(Dataset items)
________________________

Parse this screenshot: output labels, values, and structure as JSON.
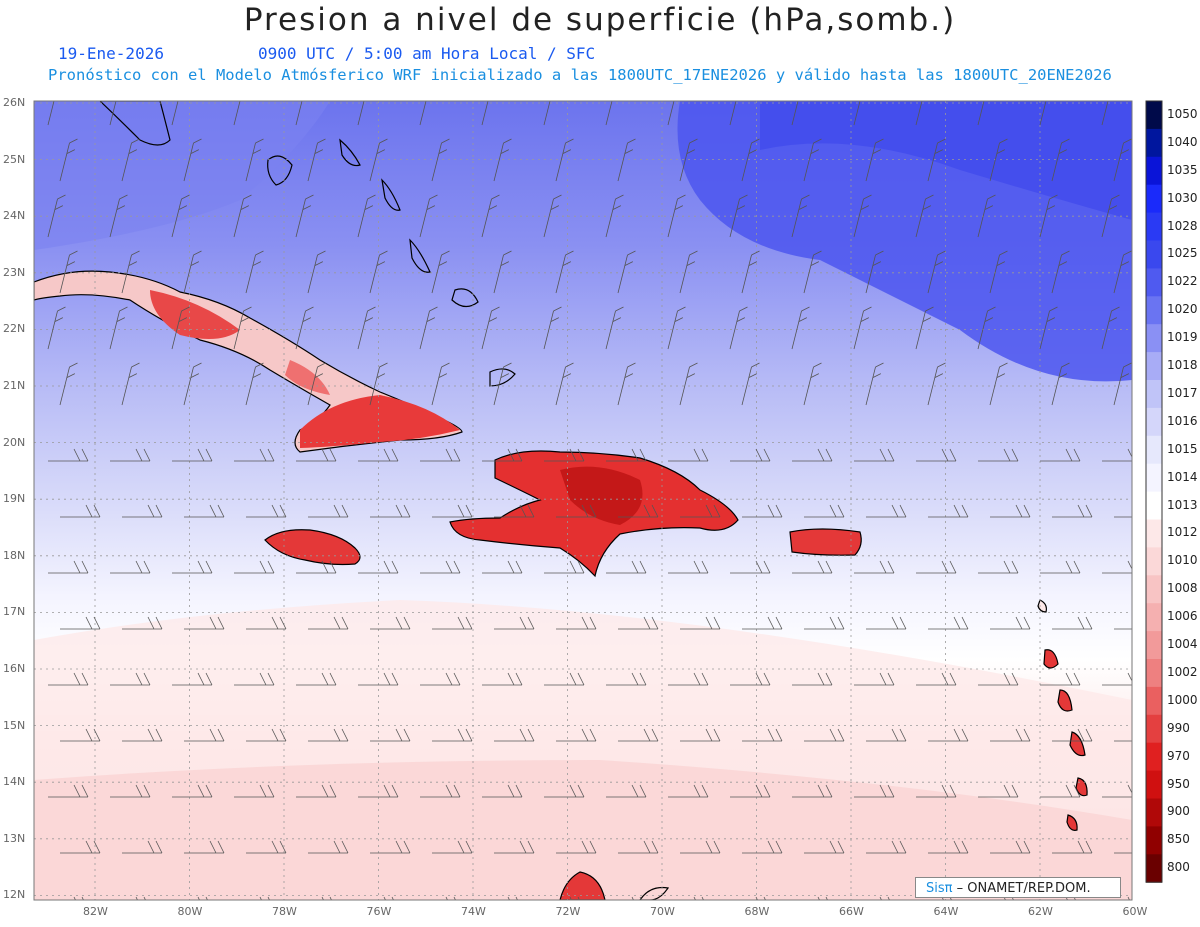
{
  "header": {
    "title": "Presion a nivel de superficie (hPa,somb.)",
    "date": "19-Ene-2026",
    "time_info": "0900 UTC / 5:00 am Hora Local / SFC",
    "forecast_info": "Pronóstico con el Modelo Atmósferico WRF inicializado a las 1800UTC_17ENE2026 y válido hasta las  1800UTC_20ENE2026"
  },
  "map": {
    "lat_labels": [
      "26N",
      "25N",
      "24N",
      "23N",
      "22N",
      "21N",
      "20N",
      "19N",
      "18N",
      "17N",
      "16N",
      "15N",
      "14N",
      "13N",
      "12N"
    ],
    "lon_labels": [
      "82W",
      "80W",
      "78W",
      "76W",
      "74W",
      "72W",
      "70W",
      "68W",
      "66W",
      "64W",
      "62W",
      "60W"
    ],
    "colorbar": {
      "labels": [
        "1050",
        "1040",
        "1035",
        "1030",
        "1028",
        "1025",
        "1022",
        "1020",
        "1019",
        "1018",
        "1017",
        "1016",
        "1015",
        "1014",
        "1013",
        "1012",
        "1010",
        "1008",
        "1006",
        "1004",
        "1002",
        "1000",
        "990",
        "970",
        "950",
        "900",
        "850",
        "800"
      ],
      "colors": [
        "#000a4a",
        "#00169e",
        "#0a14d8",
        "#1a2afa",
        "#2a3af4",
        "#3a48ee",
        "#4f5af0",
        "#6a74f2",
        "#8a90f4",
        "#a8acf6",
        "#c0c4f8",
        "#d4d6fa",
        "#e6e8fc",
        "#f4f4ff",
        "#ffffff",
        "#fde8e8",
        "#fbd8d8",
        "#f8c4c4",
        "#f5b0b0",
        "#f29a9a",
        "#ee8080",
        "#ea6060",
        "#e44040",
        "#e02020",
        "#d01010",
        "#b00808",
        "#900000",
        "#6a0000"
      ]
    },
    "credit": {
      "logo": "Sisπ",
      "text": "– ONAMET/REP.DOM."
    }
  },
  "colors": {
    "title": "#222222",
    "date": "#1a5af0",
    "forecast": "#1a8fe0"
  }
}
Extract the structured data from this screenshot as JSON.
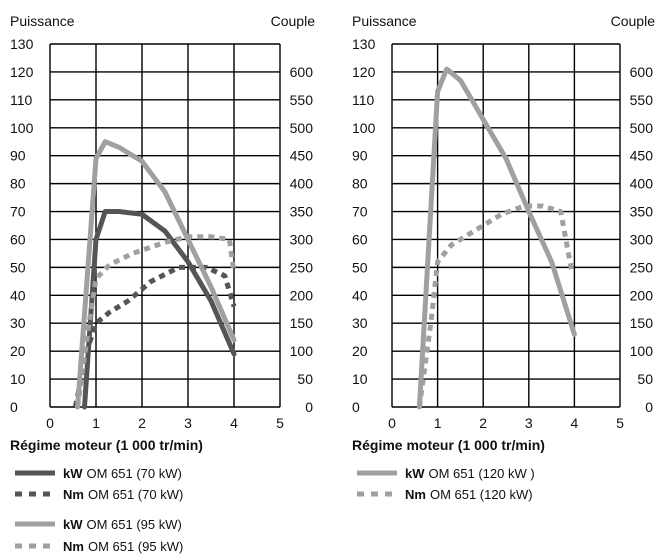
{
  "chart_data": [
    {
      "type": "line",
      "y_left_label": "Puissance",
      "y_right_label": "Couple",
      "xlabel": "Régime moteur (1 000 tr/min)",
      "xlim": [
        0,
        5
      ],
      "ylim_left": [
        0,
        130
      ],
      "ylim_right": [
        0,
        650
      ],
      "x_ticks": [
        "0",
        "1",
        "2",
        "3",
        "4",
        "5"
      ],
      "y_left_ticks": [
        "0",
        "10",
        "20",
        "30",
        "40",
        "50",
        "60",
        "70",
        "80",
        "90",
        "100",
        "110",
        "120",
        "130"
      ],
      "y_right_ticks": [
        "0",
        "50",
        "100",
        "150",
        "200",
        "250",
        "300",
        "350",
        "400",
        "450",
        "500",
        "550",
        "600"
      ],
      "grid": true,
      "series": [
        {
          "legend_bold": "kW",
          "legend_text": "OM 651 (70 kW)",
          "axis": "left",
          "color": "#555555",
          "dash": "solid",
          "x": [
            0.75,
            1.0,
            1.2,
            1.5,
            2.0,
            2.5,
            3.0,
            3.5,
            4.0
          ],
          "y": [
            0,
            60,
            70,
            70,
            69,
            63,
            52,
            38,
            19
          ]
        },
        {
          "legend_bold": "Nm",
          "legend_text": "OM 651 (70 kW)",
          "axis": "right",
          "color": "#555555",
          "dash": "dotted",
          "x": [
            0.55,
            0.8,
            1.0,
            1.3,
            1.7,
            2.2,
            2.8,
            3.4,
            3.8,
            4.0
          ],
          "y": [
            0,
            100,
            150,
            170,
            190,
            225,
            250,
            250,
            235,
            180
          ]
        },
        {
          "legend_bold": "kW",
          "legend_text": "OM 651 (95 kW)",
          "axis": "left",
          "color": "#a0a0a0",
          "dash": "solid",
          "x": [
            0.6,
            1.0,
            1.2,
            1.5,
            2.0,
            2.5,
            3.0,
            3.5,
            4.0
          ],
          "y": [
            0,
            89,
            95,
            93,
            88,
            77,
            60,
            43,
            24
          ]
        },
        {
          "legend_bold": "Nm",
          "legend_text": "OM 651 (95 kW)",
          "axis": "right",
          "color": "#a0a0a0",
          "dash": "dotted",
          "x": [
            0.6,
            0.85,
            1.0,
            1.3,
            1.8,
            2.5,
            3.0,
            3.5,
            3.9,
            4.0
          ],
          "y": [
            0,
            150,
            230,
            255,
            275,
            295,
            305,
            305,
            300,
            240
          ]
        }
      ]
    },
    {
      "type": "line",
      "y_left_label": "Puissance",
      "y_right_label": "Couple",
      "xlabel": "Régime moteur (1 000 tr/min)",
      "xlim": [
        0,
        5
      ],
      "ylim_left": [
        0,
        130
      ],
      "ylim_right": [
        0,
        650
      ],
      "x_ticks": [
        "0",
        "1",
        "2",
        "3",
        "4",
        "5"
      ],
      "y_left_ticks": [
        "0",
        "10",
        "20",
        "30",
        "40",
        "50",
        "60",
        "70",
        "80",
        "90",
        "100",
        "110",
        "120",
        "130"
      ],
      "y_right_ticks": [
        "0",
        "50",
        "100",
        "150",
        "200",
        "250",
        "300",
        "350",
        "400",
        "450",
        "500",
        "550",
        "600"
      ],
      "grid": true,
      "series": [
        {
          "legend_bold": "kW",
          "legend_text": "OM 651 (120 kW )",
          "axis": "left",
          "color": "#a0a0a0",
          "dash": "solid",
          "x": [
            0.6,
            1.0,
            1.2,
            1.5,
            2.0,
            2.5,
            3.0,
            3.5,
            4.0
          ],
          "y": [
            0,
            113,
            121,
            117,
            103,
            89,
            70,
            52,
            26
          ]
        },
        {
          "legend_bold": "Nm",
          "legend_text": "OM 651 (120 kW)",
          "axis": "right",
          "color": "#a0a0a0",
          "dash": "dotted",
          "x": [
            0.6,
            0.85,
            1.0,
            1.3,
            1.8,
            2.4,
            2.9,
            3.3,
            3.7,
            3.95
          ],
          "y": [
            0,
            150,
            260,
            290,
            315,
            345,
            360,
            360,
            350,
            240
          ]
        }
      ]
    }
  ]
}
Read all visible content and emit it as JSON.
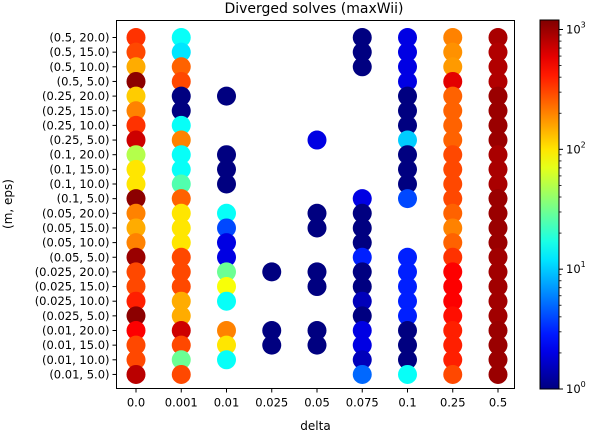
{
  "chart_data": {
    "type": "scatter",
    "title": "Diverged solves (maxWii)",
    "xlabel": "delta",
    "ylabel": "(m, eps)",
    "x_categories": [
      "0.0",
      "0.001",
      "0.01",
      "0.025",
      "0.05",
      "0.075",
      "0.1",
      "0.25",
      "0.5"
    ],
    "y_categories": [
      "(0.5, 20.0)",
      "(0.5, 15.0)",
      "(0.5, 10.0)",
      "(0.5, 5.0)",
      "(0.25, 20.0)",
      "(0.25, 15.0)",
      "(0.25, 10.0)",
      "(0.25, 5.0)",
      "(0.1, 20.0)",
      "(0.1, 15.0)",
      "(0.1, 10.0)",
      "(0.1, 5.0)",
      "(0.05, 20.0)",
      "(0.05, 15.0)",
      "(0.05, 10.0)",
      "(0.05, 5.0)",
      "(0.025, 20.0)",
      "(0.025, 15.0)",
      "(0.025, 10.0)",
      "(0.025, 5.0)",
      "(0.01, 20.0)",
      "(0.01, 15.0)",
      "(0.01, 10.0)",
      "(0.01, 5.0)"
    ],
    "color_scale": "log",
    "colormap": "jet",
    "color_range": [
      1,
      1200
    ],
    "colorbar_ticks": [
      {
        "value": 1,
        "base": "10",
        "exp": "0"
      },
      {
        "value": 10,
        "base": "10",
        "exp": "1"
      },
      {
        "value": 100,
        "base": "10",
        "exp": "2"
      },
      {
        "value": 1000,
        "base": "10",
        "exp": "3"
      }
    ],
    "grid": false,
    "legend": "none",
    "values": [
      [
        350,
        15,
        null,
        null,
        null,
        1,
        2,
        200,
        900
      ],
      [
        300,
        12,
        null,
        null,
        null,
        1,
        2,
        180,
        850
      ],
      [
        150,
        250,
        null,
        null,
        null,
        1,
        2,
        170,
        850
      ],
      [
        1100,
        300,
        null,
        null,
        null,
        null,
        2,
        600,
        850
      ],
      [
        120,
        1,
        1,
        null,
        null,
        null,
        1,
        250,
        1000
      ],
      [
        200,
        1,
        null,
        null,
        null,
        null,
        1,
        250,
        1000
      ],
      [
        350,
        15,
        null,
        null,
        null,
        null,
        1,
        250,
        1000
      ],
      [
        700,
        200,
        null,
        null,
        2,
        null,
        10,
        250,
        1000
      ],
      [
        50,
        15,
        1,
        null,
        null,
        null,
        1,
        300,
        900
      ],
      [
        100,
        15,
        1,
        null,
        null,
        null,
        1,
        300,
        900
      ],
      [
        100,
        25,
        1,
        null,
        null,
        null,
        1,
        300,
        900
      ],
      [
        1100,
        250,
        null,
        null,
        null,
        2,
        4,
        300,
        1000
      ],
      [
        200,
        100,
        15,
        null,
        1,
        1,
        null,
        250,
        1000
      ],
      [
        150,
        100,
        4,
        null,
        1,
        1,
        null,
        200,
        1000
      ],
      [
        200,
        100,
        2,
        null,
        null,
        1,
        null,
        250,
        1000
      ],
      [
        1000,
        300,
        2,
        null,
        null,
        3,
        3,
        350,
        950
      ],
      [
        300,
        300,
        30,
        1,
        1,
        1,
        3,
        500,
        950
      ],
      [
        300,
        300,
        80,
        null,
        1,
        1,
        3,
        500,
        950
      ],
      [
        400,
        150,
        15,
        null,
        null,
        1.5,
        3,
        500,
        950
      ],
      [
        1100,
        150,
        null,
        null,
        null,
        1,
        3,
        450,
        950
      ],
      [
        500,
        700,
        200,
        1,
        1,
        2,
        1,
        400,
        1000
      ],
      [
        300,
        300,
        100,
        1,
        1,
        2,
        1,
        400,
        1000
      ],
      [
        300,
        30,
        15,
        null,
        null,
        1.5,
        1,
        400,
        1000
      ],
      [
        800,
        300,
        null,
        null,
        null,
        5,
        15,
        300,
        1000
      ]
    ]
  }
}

________________________

REQUIRED TASK
Write only the number of lines in the data above that include "this".

REPLY
2